-------- INFORMATION SUPPLIED --------

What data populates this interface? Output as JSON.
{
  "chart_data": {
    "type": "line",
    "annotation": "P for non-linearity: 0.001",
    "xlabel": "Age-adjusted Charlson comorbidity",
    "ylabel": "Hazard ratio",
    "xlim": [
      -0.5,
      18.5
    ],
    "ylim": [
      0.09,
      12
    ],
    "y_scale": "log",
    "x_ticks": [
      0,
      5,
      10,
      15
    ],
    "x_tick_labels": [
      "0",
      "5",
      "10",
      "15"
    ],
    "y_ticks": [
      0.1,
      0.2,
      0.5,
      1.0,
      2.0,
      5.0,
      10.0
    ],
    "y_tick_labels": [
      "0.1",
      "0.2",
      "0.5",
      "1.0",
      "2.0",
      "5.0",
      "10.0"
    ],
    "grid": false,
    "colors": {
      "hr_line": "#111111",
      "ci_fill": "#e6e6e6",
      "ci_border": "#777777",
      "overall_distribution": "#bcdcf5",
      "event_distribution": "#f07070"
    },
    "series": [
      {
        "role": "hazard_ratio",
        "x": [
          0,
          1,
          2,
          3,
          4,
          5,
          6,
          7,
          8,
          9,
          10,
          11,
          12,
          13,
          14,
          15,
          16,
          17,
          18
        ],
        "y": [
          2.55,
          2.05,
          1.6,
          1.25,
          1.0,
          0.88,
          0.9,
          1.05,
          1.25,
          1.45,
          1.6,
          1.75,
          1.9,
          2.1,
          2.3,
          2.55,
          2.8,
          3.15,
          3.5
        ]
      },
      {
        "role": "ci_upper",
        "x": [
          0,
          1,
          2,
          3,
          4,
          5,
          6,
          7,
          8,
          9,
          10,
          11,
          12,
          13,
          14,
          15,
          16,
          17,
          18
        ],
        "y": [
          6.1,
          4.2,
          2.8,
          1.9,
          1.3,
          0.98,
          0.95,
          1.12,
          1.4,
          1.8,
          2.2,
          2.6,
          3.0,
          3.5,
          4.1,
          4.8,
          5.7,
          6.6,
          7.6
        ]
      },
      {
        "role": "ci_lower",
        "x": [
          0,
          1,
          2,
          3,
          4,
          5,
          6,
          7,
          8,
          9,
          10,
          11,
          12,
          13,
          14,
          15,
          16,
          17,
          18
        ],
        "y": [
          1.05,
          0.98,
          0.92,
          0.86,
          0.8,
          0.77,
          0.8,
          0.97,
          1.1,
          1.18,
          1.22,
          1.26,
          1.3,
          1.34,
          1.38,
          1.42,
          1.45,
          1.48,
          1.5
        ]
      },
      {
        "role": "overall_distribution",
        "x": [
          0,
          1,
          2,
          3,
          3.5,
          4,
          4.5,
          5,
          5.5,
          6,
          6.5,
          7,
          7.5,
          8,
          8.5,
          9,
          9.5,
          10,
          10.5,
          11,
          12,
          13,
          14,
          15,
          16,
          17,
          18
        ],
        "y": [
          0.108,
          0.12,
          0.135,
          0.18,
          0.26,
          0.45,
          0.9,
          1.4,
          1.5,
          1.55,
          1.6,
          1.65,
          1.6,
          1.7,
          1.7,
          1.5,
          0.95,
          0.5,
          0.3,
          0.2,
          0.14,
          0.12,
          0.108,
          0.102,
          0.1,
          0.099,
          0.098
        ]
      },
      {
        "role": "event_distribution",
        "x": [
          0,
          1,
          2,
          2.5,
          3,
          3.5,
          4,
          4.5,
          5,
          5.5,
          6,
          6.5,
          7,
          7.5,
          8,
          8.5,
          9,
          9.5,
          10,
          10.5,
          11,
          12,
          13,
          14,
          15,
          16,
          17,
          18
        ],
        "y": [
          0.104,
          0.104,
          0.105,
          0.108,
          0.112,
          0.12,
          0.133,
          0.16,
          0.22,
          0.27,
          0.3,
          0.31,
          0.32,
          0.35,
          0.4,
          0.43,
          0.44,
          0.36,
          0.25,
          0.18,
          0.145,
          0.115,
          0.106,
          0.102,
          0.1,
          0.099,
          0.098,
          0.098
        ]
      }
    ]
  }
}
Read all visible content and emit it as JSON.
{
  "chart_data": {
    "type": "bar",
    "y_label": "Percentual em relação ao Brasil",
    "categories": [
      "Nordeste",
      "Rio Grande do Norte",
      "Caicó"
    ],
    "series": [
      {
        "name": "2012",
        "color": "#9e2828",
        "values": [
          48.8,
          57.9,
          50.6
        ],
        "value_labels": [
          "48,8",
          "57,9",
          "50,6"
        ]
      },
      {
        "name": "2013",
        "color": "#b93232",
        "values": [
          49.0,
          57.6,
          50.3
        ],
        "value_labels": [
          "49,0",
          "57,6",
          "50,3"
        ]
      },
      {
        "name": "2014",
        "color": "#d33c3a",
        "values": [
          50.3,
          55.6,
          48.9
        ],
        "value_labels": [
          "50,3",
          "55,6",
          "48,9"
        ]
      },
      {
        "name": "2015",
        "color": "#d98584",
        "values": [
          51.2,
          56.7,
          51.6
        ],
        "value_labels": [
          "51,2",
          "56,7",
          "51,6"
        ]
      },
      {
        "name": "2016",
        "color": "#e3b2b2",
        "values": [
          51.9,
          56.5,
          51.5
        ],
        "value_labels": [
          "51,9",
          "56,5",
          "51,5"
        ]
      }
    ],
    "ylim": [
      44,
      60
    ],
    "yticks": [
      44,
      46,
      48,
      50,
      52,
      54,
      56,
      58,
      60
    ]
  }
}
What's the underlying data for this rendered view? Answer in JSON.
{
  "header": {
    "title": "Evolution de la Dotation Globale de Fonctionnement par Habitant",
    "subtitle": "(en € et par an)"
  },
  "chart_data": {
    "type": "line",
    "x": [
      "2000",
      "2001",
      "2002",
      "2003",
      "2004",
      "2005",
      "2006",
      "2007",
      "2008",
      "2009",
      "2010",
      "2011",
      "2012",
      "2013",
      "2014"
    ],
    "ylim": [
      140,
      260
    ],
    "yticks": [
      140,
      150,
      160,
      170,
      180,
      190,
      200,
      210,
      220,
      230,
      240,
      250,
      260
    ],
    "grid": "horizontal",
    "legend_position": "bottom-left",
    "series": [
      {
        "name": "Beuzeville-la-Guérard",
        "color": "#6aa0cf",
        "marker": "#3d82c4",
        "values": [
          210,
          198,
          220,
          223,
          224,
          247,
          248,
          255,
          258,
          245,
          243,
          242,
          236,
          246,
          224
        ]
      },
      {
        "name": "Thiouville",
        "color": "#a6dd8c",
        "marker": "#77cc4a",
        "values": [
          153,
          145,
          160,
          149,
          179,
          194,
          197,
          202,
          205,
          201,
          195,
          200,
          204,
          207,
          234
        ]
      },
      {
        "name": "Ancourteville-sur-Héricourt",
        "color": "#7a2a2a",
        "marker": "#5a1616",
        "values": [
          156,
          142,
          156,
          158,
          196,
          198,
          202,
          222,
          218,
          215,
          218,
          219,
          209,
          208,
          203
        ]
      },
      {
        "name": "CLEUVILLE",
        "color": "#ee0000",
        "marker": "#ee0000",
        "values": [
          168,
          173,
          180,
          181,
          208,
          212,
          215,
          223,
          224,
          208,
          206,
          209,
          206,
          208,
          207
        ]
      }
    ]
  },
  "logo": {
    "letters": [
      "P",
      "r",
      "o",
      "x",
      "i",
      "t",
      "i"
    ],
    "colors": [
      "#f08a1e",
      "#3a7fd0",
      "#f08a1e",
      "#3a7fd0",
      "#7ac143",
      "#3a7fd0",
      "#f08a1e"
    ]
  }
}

--------

▸ **TASK TO CARRY OUT**
Determine how many lines in the data above contain the string "marker". Give nothing except the number.

▸ **COMPLETE OUTPUT**
4